[EXERCISE]
Copy out the data below verbatim.

------ SUPPLIED INFORMATION

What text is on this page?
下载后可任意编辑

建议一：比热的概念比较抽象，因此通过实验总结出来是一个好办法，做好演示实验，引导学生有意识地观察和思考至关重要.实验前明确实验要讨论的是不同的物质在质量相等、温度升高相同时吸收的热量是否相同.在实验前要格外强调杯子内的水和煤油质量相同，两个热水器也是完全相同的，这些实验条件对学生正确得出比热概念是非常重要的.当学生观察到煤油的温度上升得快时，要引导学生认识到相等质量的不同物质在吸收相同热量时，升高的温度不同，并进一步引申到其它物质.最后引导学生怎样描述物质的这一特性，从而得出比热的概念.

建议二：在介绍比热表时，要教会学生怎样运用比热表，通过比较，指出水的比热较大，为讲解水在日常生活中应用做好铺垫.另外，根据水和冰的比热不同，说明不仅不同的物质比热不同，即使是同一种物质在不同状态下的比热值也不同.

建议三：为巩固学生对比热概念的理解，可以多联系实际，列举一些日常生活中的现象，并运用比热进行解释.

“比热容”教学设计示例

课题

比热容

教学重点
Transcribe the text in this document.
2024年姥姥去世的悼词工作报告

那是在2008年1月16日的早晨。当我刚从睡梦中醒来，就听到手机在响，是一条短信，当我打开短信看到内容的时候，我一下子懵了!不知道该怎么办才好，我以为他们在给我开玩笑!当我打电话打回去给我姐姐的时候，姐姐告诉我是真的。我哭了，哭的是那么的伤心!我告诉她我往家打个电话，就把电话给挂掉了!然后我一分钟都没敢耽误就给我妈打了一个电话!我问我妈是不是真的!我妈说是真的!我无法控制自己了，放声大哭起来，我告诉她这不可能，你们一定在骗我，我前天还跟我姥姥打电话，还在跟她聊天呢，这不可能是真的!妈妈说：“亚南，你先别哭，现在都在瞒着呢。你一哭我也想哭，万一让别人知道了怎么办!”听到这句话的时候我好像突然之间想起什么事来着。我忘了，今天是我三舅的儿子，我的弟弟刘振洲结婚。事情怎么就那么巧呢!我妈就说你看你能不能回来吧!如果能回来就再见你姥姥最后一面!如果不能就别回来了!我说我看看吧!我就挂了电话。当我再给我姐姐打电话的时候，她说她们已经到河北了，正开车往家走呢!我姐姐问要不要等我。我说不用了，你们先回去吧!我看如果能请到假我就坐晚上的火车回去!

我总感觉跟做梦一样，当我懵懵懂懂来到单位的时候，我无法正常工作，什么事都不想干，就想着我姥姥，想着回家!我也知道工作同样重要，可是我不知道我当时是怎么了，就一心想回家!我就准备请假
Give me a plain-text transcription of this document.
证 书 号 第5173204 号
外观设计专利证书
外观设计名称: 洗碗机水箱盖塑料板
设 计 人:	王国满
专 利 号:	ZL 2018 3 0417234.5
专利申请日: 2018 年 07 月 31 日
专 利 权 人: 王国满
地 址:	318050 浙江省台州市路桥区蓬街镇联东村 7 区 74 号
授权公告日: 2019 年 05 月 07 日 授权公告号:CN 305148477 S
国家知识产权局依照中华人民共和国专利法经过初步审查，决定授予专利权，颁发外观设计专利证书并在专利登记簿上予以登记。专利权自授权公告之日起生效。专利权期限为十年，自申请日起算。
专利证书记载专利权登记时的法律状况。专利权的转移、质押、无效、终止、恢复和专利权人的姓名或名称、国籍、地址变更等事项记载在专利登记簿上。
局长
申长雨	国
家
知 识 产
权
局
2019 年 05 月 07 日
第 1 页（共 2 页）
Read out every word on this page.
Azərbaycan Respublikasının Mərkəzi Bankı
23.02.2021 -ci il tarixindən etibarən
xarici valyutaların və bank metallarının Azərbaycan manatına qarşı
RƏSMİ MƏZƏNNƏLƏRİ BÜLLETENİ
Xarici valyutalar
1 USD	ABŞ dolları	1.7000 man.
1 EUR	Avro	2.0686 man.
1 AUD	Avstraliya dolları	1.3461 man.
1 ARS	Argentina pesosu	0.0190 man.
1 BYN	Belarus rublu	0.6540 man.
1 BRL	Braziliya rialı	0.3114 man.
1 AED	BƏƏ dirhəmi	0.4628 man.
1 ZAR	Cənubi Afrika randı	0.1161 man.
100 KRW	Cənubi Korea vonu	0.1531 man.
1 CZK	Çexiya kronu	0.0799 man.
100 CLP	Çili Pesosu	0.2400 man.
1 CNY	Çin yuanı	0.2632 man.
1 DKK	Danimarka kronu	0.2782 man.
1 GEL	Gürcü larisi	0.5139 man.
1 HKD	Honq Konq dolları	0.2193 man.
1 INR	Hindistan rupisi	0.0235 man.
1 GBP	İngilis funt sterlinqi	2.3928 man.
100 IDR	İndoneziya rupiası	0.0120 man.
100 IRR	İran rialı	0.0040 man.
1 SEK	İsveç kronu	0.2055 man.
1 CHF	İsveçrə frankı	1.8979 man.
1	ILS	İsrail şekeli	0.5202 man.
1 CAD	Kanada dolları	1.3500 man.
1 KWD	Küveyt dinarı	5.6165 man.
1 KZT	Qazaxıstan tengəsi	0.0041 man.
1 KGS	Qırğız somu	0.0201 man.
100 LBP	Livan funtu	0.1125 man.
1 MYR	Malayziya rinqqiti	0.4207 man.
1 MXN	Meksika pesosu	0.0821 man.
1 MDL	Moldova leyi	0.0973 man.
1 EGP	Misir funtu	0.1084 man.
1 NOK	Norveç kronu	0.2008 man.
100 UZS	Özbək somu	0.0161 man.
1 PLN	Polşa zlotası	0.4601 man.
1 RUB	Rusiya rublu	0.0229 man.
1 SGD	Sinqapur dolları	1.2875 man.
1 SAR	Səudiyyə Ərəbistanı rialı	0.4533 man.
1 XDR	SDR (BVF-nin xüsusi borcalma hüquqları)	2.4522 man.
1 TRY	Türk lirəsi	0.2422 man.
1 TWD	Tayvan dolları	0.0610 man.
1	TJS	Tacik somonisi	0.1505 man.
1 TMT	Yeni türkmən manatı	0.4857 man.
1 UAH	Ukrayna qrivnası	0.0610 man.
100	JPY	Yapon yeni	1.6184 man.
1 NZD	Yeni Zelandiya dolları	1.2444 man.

------------

[RIGHT ANSWER]
What text is on this page?
下载后可任意编辑

建议一：比热的概念比较抽象，因此通过实验总结出来是一个好办法，做好演示实验，引导学生有意识地观察和思考至关重要.实验前明确实验要讨论的是不同的物质在质量相等、温度升高相同时吸收的热量是否相同.在实验前要格外强调杯子内的水和煤油质量相同，两个热水器也是完全相同的，这些实验条件对学生正确得出比热概念是非常重要的.当学生观察到煤油的温度上升得快时，要引导学生认识到相等质量的不同物质在吸收相同热量时，升高的温度不同，并进一步引申到其它物质.最后引导学生怎样描述物质的这一特性，从而得出比热的概念.

建议二：在介绍比热表时，要教会学生怎样运用比热表，通过比较，指出水的比热较大，为讲解水在日常生活中应用做好铺垫.另外，根据水和冰的比热不同，说明不仅不同的物质比热不同，即使是同一种物质在不同状态下的比热值也不同.

建议三：为巩固学生对比热概念的理解，可以多联系实际，列举一些日常生活中的现象，并运用比热进行解释.

“比热容”教学设计示例

课题

比热容

教学重点
Transcribe the text in this document.
2024年姥姥去世的悼词工作报告

那是在2008年1月16日的早晨。当我刚从睡梦中醒来，就听到手机在响，是一条短信，当我打开短信看到内容的时候，我一下子懵了!不知道该怎么办才好，我以为他们在给我开玩笑!当我打电话打回去给我姐姐的时候，姐姐告诉我是真的。我哭了，哭的是那么的伤心!我告诉她我往家打个电话，就把电话给挂掉了!然后我一分钟都没敢耽误就给我妈打了一个电话!我问我妈是不是真的!我妈说是真的!我无法控制自己了，放声大哭起来，我告诉她这不可能，你们一定在骗我，我前天还跟我姥姥打电话，还在跟她聊天呢，这不可能是真的!妈妈说：“亚南，你先别哭，现在都在瞒着呢。你一哭我也想哭，万一让别人知道了怎么办!”听到这句话的时候我好像突然之间想起什么事来着。我忘了，今天是我三舅的儿子，我的弟弟刘振洲结婚。事情怎么就那么巧呢!我妈就说你看你能不能回来吧!如果能回来就再见你姥姥最后一面!如果不能就别回来了!我说我看看吧!我就挂了电话。当我再给我姐姐打电话的时候，她说她们已经到河北了，正开车往家走呢!我姐姐问要不要等我。我说不用了，你们先回去吧!我看如果能请到假我就坐晚上的火车回去!

我总感觉跟做梦一样，当我懵懵懂懂来到单位的时候，我无法正常工作，什么事都不想干，就想着我姥姥，想着回家!我也知道工作同样重要，可是我不知道我当时是怎么了，就一心想回家!我就准备请假
Give me a plain-text transcription of this document.
证 书 号 第5173204 号
外观设计专利证书
外观设计名称: 洗碗机水箱盖塑料板
设 计 人:	王国满
专 利 号:	ZL 2018 3 0417234.5
专利申请日: 2018 年 07 月 31 日
专 利 权 人: 王国满
地 址:	318050 浙江省台州市路桥区蓬街镇联东村 7 区 74 号
授权公告日: 2019 年 05 月 07 日 授权公告号:CN 305148477 S
国家知识产权局依照中华人民共和国专利法经过初步审查，决定授予专利权，颁发外观设计专利证书并在专利登记簿上予以登记。专利权自授权公告之日起生效。专利权期限为十年，自申请日起算。
专利证书记载专利权登记时的法律状况。专利权的转移、质押、无效、终止、恢复和专利权人的姓名或名称、国籍、地址变更等事项记载在专利登记簿上。
局长
申长雨	国
家
知 识 产
权
局
2019 年 05 月 07 日
第 1 页（共 2 页）
Read out every word on this page.
Azərbaycan Respublikasının Mərkəzi Bankı
23.02.2021 -ci il tarixindən etibarən
xarici valyutaların və bank metallarının Azərbaycan manatına qarşı
RƏSMİ MƏZƏNNƏLƏRİ BÜLLETENİ
Xarici valyutalar
1 USD	ABŞ dolları	1.7000 man.
1 EUR	Avro	2.0686 man.
1 AUD	Avstraliya dolları	1.3461 man.
1 ARS	Argentina pesosu	0.0190 man.
1 BYN	Belarus rublu	0.6540 man.
1 BRL	Braziliya rialı	0.3114 man.
1 AED	BƏƏ dirhəmi	0.4628 man.
1 ZAR	Cənubi Afrika randı	0.1161 man.
100 KRW	Cənubi Korea vonu	0.1531 man.
1 CZK	Çexiya kronu	0.0799 man.
100 CLP	Çili Pesosu	0.2400 man.
1 CNY	Çin yuanı	0.2632 man.
1 DKK	Danimarka kronu	0.2782 man.
1 GEL	Gürcü larisi	0.5139 man.
1 HKD	Honq Konq dolları	0.2193 man.
1 INR	Hindistan rupisi	0.0235 man.
1 GBP	İngilis funt sterlinqi	2.3928 man.
100 IDR	İndoneziya rupiası	0.0120 man.
100 IRR	İran rialı	0.0040 man.
1 SEK	İsveç kronu	0.2055 man.
1 CHF	İsveçrə frankı	1.8979 man.
1	ILS	İsrail şekeli	0.5202 man.
1 CAD	Kanada dolları	1.3500 man.
1 KWD	Küveyt dinarı	5.6165 man.
1 KZT	Qazaxıstan tengəsi	0.0041 man.
1 KGS	Qırğız somu	0.0201 man.
100 LBP	Livan funtu	0.1125 man.
1 MYR	Malayziya rinqqiti	0.4207 man.
1 MXN	Meksika pesosu	0.0821 man.
1 MDL	Moldova leyi	0.0973 man.
1 EGP	Misir funtu	0.1084 man.
1 NOK	Norveç kronu	0.2008 man.
100 UZS	Özbək somu	0.0161 man.
1 PLN	Polşa zlotası	0.4601 man.
1 RUB	Rusiya rublu	0.0229 man.
1 SGD	Sinqapur dolları	1.2875 man.
1 SAR	Səudiyyə Ərəbistanı rialı	0.4533 man.
1 XDR	SDR (BVF-nin xüsusi borcalma hüquqları)	2.4522 man.
1 TRY	Türk lirəsi	0.2422 man.
1 TWD	Tayvan dolları	0.0610 man.
1	TJS	Tacik somonisi	0.1505 man.
1 TMT	Yeni türkmən manatı	0.4857 man.
1 UAH	Ukrayna qrivnası	0.0610 man.
100	JPY	Yapon yeni	1.6184 man.
1 NZD	Yeni Zelandiya dolları	1.2444 man.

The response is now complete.